• Objective
Take the records underneath and set them down exactly.

• Recorded information
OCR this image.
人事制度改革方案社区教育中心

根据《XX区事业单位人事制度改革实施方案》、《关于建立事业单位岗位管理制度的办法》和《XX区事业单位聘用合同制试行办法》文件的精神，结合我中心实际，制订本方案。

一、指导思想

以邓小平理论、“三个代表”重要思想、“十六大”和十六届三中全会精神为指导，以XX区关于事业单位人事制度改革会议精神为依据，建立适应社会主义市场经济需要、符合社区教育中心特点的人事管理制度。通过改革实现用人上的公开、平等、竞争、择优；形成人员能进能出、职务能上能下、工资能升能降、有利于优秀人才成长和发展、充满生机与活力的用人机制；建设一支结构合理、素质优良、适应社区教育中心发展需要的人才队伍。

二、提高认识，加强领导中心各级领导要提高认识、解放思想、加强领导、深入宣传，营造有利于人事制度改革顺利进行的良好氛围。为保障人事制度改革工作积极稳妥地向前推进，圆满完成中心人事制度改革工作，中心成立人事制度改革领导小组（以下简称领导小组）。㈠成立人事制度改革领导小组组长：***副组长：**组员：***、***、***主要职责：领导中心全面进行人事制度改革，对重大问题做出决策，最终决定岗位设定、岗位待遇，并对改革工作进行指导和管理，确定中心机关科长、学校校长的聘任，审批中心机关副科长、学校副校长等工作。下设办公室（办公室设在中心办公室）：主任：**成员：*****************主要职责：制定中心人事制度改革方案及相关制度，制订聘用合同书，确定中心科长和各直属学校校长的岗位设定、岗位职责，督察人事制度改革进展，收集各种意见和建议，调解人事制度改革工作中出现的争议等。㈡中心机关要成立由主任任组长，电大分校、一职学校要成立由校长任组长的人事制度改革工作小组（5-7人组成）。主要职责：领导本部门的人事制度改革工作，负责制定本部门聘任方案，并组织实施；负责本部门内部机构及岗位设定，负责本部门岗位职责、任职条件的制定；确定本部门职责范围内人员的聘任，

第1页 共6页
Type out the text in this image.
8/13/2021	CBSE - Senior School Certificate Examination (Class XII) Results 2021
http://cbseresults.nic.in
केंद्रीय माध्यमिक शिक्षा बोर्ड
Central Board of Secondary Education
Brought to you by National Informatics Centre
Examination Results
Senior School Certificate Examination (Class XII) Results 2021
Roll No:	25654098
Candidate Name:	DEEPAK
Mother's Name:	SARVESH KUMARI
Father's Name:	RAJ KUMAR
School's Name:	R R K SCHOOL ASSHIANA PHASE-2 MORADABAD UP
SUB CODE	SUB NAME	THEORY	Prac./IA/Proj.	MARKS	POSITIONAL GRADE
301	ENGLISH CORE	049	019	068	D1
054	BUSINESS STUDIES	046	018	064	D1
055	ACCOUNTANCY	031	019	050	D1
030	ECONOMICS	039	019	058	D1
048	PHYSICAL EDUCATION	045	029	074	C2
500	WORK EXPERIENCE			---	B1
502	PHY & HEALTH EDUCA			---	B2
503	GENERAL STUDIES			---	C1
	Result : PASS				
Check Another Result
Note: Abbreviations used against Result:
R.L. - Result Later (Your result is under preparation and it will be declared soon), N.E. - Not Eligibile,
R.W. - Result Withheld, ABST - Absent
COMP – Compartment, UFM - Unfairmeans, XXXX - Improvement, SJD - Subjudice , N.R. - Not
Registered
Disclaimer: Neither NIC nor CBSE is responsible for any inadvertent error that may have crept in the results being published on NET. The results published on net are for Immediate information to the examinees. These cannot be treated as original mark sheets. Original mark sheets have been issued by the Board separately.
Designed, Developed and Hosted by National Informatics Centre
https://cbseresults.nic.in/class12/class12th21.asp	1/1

• Answer
OCR this image.
人事制度改革方案社区教育中心

根据《XX区事业单位人事制度改革实施方案》、《关于建立事业单位岗位管理制度的办法》和《XX区事业单位聘用合同制试行办法》文件的精神，结合我中心实际，制订本方案。

一、指导思想

以邓小平理论、“三个代表”重要思想、“十六大”和十六届三中全会精神为指导，以XX区关于事业单位人事制度改革会议精神为依据，建立适应社会主义市场经济需要、符合社区教育中心特点的人事管理制度。通过改革实现用人上的公开、平等、竞争、择优；形成人员能进能出、职务能上能下、工资能升能降、有利于优秀人才成长和发展、充满生机与活力的用人机制；建设一支结构合理、素质优良、适应社区教育中心发展需要的人才队伍。

二、提高认识，加强领导中心各级领导要提高认识、解放思想、加强领导、深入宣传，营造有利于人事制度改革顺利进行的良好氛围。为保障人事制度改革工作积极稳妥地向前推进，圆满完成中心人事制度改革工作，中心成立人事制度改革领导小组（以下简称领导小组）。㈠成立人事制度改革领导小组组长：***副组长：**组员：***、***、***主要职责：领导中心全面进行人事制度改革，对重大问题做出决策，最终决定岗位设定、岗位待遇，并对改革工作进行指导和管理，确定中心机关科长、学校校长的聘任，审批中心机关副科长、学校副校长等工作。下设办公室（办公室设在中心办公室）：主任：**成员：*****************主要职责：制定中心人事制度改革方案及相关制度，制订聘用合同书，确定中心科长和各直属学校校长的岗位设定、岗位职责，督察人事制度改革进展，收集各种意见和建议，调解人事制度改革工作中出现的争议等。㈡中心机关要成立由主任任组长，电大分校、一职学校要成立由校长任组长的人事制度改革工作小组（5-7人组成）。主要职责：领导本部门的人事制度改革工作，负责制定本部门聘任方案，并组织实施；负责本部门内部机构及岗位设定，负责本部门岗位职责、任职条件的制定；确定本部门职责范围内人员的聘任，

第1页 共6页
Type out the text in this image.
8/13/2021	CBSE - Senior School Certificate Examination (Class XII) Results 2021
http://cbseresults.nic.in
केंद्रीय माध्यमिक शिक्षा बोर्ड
Central Board of Secondary Education
Brought to you by National Informatics Centre
Examination Results
Senior School Certificate Examination (Class XII) Results 2021
Roll No:	25654098
Candidate Name:	DEEPAK
Mother's Name:	SARVESH KUMARI
Father's Name:	RAJ KUMAR
School's Name:	R R K SCHOOL ASSHIANA PHASE-2 MORADABAD UP
SUB CODE	SUB NAME	THEORY	Prac./IA/Proj.	MARKS	POSITIONAL GRADE
301	ENGLISH CORE	049	019	068	D1
054	BUSINESS STUDIES	046	018	064	D1
055	ACCOUNTANCY	031	019	050	D1
030	ECONOMICS	039	019	058	D1
048	PHYSICAL EDUCATION	045	029	074	C2
500	WORK EXPERIENCE			---	B1
502	PHY & HEALTH EDUCA			---	B2
503	GENERAL STUDIES			---	C1
	Result : PASS				
Check Another Result
Note: Abbreviations used against Result:
R.L. - Result Later (Your result is under preparation and it will be declared soon), N.E. - Not Eligibile,
R.W. - Result Withheld, ABST - Absent
COMP – Compartment, UFM - Unfairmeans, XXXX - Improvement, SJD - Subjudice , N.R. - Not
Registered
Disclaimer: Neither NIC nor CBSE is responsible for any inadvertent error that may have crept in the results being published on NET. The results published on net are for Immediate information to the examinees. These cannot be treated as original mark sheets. Original mark sheets have been issued by the Board separately.
Designed, Developed and Hosted by National Informatics Centre
https://cbseresults.nic.in/class12/class12th21.asp	1/1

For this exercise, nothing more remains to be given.